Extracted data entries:
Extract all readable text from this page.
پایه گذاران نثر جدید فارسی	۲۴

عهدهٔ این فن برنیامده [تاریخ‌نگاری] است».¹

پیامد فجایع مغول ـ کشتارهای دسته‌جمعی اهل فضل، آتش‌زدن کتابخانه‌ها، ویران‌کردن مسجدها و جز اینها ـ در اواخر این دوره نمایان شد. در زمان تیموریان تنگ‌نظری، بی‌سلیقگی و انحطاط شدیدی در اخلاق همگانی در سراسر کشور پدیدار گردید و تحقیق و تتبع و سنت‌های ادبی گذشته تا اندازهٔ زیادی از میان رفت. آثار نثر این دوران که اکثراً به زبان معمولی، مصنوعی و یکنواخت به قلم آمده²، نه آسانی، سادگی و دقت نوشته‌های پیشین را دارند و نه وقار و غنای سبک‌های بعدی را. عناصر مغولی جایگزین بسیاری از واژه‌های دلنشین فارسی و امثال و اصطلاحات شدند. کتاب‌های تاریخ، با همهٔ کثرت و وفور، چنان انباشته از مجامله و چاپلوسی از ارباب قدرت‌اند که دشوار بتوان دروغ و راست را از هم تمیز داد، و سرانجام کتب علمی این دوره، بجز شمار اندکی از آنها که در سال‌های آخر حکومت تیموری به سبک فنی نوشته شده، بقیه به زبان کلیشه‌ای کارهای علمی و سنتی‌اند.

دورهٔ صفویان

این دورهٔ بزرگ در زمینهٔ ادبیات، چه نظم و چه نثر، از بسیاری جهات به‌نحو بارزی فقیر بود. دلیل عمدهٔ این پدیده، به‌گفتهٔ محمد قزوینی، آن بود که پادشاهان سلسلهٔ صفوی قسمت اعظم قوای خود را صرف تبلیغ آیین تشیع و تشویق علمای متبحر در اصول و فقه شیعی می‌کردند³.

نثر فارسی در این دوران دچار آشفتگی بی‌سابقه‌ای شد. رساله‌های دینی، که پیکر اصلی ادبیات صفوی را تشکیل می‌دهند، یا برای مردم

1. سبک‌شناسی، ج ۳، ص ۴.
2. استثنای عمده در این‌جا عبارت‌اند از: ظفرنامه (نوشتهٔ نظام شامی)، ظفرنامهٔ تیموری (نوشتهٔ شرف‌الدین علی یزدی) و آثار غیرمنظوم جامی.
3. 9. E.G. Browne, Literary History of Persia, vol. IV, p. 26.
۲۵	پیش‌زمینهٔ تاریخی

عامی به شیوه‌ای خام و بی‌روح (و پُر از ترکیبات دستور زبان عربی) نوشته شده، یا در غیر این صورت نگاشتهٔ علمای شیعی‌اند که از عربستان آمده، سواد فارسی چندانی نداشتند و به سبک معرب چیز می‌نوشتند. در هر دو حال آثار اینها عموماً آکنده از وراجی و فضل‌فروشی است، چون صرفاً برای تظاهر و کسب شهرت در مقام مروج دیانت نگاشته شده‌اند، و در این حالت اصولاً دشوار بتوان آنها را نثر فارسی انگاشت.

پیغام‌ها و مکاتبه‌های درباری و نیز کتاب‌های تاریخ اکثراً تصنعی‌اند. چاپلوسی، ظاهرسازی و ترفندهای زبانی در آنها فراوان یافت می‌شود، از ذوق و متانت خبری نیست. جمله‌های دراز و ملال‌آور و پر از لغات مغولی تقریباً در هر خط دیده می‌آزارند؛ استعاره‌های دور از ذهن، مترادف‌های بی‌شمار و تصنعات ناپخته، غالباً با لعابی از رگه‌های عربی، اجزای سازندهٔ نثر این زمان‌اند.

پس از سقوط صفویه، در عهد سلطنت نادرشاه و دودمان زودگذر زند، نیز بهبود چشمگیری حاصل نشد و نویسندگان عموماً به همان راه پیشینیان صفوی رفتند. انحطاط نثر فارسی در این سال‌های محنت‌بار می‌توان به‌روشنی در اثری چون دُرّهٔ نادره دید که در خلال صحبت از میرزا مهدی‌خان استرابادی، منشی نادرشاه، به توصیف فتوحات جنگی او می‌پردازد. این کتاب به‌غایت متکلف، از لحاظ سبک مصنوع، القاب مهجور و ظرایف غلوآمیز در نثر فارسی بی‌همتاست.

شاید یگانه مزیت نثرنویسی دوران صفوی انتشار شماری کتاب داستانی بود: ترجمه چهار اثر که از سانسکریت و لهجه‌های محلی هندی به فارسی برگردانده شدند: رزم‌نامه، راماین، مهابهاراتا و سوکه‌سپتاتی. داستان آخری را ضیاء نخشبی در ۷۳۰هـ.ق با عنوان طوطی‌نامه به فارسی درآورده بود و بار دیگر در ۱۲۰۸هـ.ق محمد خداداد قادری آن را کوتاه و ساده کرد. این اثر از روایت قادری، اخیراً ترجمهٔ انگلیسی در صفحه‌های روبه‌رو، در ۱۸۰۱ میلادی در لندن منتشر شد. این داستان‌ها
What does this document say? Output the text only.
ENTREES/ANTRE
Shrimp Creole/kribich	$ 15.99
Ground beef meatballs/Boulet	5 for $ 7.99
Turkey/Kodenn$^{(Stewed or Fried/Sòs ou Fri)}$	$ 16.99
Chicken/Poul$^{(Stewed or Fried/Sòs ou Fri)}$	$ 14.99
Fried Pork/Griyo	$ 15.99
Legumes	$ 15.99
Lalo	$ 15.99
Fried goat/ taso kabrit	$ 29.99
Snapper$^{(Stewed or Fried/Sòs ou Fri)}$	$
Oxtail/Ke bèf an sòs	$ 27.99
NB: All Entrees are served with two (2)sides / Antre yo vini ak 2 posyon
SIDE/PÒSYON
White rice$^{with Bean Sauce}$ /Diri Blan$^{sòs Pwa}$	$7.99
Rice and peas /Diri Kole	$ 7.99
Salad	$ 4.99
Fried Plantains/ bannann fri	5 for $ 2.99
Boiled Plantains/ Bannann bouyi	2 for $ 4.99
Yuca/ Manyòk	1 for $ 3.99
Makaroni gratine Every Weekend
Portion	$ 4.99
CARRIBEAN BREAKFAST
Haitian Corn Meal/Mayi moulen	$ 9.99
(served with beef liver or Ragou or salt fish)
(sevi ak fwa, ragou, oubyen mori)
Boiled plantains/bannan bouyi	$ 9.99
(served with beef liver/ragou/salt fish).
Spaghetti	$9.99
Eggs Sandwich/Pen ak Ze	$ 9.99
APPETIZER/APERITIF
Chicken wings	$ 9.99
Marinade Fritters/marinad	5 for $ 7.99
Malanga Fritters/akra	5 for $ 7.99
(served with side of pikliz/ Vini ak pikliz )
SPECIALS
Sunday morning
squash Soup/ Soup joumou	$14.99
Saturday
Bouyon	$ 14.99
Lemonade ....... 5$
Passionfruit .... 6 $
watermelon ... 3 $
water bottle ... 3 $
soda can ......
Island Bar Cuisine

• [DESCRIPTION OF THE TASK] Show the lines of the material that contain the word "Diri".

• [ANSWER TO THIS EXERCISE]
White rice$^{with Bean Sauce}$ /Diri Blan$^{sòs Pwa}$	$7.99
Rice and peas /Diri Kole	$ 7.99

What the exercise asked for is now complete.